■ TASK DETAILS ■
Single out each line with the word "Yuseong" and copy it.

■ RECORD LIST ■
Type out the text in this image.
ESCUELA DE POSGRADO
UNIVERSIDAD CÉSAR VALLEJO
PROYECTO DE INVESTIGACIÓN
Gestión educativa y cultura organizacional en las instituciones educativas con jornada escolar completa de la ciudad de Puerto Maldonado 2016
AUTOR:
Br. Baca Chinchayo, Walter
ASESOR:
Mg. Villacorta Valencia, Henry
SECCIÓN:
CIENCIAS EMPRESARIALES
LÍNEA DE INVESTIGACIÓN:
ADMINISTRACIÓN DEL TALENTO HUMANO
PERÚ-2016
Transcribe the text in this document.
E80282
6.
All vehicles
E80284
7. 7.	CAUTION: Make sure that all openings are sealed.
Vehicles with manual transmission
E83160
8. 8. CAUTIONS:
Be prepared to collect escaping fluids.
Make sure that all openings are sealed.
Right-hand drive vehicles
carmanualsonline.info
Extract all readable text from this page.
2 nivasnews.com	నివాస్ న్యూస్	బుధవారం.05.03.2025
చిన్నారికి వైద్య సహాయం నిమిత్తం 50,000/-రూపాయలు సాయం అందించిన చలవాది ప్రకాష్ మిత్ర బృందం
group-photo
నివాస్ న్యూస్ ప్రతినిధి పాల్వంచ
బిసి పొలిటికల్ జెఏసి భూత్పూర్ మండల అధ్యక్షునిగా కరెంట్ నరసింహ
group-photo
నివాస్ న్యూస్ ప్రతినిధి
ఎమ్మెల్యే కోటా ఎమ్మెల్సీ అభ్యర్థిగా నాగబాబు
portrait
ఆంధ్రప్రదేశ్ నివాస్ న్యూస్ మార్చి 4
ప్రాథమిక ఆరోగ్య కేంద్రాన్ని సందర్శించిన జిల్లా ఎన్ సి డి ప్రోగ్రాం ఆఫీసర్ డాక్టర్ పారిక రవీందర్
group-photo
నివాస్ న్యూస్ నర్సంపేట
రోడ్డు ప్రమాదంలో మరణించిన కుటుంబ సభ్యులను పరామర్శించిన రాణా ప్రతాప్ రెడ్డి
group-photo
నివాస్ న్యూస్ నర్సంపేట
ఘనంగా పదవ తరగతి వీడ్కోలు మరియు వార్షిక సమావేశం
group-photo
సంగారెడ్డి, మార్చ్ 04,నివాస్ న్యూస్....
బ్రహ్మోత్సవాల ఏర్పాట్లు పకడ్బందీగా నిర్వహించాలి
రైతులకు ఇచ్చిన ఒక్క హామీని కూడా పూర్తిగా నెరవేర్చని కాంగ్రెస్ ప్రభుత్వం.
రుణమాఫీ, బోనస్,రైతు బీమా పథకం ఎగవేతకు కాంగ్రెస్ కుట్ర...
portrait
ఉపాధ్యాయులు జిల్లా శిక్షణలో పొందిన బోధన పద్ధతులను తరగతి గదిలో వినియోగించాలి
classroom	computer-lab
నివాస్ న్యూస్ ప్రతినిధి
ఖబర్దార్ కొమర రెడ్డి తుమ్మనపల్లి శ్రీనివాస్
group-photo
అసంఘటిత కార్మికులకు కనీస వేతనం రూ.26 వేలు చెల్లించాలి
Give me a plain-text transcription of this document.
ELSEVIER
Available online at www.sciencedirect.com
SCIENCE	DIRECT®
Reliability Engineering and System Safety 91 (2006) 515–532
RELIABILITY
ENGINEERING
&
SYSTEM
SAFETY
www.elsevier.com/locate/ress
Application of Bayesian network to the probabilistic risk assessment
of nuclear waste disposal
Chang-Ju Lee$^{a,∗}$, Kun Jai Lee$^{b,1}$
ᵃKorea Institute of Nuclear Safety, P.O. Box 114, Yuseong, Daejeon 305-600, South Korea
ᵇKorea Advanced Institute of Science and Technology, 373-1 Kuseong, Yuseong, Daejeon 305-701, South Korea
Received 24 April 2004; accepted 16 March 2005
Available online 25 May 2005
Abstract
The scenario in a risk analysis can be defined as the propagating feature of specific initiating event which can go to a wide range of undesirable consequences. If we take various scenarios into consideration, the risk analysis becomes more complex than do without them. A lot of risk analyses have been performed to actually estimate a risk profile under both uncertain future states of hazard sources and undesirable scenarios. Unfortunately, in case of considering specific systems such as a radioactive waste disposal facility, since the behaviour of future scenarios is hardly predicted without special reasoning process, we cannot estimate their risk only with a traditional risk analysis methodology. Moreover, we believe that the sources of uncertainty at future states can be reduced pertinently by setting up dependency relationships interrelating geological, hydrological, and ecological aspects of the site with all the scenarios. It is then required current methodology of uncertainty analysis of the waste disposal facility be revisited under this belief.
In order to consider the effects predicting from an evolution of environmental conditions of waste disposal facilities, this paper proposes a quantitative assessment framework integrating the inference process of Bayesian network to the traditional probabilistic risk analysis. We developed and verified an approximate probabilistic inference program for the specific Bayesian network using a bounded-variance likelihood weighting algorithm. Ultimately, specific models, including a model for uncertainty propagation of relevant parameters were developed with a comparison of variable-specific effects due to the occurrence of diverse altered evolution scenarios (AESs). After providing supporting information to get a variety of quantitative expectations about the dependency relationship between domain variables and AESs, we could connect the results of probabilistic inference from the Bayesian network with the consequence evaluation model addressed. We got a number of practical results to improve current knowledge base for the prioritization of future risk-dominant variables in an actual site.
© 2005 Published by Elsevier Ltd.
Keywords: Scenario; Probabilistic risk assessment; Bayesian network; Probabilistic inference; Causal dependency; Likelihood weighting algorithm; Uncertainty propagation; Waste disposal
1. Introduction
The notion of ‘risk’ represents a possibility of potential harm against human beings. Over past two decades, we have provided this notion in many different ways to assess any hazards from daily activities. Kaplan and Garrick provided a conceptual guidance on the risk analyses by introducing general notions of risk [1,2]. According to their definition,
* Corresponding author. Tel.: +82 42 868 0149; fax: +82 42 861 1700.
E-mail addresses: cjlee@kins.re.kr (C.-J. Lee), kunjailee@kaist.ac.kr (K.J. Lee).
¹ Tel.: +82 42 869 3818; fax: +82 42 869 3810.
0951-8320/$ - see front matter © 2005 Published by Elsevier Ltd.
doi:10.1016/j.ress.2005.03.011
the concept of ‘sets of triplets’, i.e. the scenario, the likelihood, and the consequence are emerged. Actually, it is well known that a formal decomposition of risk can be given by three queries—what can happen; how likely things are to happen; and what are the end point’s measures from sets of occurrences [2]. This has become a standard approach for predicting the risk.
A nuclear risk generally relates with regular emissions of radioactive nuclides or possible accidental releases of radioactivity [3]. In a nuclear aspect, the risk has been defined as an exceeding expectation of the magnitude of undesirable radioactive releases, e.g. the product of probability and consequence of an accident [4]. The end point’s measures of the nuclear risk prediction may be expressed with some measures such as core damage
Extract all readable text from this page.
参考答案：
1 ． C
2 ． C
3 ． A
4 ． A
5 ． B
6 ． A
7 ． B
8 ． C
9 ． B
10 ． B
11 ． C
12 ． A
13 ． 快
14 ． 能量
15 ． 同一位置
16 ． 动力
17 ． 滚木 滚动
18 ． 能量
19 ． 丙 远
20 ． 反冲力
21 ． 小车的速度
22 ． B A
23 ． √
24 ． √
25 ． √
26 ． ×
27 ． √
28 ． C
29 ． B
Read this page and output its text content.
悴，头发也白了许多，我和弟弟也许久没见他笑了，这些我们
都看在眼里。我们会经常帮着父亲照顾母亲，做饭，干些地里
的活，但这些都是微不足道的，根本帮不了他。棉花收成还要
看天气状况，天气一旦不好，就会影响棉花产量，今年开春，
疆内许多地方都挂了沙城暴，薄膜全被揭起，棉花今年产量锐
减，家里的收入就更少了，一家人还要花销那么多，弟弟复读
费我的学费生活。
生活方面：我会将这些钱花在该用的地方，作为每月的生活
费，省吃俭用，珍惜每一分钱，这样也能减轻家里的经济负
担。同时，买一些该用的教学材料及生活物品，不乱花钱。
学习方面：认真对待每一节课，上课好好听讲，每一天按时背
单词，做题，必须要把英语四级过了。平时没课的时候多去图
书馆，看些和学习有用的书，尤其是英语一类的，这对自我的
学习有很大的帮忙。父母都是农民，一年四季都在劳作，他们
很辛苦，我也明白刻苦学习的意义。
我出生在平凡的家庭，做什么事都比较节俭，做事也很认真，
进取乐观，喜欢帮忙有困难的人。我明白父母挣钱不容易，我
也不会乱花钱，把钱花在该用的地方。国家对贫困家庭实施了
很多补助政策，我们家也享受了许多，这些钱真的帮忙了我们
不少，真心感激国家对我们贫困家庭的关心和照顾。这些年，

■ OUTPUT OF THE TASK ■
ᵃKorea Institute of Nuclear Safety, P.O. Box 114, Yuseong, Daejeon 305-600, South Korea
ᵇKorea Advanced Institute of Science and Technology, 373-1 Kuseong, Yuseong, Daejeon 305-701, South Korea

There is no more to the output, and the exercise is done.